Write out all lines holding the word "variety".

» MATERIAL FOR THIS TASK
——
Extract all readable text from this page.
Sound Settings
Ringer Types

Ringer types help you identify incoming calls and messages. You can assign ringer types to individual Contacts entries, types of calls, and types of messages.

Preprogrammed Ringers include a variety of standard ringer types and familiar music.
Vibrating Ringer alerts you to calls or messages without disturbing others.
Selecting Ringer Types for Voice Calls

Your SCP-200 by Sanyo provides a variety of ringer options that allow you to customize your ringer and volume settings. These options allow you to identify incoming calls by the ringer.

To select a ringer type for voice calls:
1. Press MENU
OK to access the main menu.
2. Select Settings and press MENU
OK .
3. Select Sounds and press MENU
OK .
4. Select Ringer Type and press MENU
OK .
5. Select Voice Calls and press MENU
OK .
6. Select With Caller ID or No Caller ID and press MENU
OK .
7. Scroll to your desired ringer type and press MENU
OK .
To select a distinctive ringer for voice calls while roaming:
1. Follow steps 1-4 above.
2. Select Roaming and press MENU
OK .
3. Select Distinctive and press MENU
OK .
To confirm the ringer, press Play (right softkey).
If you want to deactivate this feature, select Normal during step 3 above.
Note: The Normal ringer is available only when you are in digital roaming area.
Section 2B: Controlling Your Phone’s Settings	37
——
» RESPONSE TO THIS EXERCISE
Preprogrammed Ringers include a variety of standard ringer types and familiar music.
Your SCP-200 by Sanyo provides a variety of ringer options that allow you to customize your ringer and volume settings. These options allow you to identify incoming calls by the ringer.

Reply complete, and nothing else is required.